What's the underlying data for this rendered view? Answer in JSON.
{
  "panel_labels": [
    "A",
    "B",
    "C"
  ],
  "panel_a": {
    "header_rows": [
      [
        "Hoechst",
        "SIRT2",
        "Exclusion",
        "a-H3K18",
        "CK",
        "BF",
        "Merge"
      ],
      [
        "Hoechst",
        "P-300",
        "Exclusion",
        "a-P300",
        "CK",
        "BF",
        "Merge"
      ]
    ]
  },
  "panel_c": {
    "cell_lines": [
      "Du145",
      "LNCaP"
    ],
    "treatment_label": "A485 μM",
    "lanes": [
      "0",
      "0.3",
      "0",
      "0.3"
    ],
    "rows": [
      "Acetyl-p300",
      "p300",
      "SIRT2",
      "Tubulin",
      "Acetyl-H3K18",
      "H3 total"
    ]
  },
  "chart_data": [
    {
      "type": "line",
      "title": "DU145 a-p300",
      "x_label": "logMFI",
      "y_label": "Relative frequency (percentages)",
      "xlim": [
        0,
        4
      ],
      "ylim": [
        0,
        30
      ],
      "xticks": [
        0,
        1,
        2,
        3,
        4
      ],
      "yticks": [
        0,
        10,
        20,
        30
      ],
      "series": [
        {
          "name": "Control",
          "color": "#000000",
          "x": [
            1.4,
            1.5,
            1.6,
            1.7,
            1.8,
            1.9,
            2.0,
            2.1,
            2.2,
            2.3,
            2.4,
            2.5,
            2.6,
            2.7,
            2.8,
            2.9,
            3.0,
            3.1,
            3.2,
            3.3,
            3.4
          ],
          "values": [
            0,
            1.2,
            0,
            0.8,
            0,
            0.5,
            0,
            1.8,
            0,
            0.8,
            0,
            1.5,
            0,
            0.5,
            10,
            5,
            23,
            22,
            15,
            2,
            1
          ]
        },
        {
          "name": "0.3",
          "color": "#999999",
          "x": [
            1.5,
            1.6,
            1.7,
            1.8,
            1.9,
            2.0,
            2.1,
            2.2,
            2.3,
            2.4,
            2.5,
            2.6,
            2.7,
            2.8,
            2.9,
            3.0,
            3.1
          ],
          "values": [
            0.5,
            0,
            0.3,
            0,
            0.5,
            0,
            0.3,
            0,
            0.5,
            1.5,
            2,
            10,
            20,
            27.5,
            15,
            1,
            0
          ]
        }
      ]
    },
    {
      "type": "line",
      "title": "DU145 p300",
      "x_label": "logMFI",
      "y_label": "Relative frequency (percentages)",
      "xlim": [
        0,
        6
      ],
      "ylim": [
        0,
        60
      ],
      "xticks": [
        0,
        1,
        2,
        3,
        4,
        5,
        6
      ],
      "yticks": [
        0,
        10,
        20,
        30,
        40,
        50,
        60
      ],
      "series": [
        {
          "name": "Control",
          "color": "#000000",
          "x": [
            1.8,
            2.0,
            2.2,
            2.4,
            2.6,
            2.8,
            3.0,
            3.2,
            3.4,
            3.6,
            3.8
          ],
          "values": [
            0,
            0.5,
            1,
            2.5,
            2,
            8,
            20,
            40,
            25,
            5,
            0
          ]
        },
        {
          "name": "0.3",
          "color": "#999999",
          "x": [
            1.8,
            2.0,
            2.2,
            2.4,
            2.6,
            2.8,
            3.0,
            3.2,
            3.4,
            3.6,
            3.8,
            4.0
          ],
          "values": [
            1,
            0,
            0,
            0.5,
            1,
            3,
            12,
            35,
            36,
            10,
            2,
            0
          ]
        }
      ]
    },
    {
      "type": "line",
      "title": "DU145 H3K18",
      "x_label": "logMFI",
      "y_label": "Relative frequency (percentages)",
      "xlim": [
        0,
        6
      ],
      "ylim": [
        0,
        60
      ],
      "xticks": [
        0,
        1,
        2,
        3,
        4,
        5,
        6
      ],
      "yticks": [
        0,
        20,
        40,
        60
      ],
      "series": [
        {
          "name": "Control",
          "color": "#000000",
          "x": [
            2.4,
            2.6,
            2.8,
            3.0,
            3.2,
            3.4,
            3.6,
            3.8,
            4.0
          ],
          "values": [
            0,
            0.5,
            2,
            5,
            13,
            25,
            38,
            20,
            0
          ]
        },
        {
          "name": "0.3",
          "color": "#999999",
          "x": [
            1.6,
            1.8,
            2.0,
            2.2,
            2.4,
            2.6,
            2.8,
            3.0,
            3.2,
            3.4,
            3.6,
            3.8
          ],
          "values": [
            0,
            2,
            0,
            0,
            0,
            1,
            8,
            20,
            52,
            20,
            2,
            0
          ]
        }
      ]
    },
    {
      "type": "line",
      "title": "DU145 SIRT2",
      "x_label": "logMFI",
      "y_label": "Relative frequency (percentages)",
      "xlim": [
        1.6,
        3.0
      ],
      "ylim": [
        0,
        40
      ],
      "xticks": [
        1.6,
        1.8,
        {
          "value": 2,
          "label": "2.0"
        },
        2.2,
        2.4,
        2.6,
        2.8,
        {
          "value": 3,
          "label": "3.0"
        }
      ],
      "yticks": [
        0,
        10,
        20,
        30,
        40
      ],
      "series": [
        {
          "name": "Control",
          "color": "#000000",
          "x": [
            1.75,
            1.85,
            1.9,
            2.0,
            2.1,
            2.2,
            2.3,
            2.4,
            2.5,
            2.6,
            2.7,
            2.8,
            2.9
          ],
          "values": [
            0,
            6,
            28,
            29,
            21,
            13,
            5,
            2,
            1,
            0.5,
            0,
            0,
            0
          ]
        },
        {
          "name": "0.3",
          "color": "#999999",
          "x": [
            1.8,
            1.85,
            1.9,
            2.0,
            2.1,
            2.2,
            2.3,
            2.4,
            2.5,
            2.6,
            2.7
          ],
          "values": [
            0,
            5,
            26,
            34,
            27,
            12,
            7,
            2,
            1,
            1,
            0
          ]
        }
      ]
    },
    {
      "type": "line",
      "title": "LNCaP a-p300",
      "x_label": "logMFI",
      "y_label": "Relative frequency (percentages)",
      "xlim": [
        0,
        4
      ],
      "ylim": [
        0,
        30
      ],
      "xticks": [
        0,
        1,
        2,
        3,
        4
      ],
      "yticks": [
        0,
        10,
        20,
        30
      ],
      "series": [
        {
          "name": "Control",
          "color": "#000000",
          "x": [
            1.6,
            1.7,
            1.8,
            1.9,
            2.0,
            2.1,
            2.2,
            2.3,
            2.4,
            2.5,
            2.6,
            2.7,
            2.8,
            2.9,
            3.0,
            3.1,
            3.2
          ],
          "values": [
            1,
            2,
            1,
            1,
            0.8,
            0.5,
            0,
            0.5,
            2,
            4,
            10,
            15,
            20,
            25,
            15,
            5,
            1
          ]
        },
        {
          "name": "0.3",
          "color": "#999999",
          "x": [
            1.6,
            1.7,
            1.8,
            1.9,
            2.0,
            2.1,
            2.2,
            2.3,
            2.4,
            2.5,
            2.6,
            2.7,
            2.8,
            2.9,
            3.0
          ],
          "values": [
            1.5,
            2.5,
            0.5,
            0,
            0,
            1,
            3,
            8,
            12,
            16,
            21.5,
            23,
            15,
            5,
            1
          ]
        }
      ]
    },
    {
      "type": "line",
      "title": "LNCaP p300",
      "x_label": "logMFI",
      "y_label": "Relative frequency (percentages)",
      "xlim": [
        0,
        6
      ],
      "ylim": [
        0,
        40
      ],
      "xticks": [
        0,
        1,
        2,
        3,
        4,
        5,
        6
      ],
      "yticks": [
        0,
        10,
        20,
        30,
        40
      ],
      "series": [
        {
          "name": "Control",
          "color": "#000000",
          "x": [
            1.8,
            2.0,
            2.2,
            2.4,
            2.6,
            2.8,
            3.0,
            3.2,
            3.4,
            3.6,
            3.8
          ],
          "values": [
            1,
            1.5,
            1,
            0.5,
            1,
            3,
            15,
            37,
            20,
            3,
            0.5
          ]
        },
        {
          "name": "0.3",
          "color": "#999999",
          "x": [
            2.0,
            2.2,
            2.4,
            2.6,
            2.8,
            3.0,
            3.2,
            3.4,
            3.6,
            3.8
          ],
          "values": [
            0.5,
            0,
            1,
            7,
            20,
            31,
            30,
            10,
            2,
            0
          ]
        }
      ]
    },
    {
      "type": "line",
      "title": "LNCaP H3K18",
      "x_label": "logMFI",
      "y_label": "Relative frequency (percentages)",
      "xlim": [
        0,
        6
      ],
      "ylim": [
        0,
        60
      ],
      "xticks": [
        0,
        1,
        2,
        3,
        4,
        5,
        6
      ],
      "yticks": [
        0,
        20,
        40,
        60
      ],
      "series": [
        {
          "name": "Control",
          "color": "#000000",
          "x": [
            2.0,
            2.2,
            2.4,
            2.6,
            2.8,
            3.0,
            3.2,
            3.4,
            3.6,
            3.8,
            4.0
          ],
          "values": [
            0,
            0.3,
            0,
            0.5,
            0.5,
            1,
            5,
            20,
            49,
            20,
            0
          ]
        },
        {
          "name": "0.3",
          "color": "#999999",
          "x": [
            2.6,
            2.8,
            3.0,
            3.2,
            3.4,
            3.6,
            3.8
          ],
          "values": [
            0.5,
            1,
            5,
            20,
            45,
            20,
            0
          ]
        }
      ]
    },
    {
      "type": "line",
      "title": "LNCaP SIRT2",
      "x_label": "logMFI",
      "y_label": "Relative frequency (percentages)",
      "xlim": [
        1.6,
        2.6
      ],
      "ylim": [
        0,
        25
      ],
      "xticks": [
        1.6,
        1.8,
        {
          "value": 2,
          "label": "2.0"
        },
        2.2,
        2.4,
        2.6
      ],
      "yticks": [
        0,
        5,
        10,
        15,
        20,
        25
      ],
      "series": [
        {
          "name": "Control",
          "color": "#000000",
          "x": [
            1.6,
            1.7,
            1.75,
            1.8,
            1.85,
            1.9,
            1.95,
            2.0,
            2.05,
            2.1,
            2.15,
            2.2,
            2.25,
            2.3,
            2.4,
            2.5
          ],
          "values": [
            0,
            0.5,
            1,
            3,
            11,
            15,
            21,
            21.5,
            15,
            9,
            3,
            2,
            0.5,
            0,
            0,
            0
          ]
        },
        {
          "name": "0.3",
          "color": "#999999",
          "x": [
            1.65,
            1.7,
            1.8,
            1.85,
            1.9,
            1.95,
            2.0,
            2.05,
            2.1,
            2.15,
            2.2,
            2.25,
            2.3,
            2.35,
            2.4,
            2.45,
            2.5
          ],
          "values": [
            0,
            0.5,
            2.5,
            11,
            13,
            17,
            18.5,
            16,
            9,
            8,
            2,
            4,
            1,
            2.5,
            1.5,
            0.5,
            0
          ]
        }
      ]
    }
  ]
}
===
Problem statement » Only a number is expected here: the count of lines in the listing that hold the string "title".

Response to the task » 8